## What you should do
Check each line of the entries below for the string "Accurate" and state how many lines have it, with no other text.

## Material provided
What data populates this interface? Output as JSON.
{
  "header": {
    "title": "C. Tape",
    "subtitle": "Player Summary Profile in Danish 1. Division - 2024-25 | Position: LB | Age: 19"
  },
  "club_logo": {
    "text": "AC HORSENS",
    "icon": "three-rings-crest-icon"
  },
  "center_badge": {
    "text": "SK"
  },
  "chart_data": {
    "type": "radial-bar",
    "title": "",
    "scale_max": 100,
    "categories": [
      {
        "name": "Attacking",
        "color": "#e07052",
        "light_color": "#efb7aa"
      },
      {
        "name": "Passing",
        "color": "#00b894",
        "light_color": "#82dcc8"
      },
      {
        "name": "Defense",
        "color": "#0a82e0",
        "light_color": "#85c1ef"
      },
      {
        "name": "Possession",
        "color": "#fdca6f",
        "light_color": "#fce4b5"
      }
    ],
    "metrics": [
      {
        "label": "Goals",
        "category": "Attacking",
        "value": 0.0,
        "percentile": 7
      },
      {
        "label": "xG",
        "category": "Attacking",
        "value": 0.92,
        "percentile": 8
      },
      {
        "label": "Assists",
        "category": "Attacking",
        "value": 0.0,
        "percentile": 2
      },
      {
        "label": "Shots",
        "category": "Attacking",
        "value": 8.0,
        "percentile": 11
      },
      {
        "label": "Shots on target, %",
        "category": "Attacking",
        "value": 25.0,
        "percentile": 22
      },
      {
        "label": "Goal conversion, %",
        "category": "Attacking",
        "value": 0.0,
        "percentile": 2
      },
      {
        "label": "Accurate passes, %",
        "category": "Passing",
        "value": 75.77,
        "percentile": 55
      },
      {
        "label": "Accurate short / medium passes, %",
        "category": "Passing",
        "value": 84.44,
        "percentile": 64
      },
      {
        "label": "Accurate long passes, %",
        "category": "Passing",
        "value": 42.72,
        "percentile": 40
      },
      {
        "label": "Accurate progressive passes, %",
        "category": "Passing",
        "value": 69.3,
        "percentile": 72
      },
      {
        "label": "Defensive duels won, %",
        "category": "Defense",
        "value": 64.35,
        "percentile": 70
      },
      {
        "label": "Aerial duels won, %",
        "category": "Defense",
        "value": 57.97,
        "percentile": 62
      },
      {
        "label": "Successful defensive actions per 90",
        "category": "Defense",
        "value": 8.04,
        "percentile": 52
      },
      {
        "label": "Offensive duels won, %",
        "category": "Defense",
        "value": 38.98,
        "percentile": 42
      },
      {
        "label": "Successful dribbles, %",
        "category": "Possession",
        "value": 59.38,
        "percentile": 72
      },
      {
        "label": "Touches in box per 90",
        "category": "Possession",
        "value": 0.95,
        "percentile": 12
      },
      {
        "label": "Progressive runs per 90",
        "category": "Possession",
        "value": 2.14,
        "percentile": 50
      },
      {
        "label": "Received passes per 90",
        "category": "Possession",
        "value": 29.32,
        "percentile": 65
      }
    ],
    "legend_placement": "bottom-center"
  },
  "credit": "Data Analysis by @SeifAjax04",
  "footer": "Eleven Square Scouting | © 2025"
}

## Exercise solution
4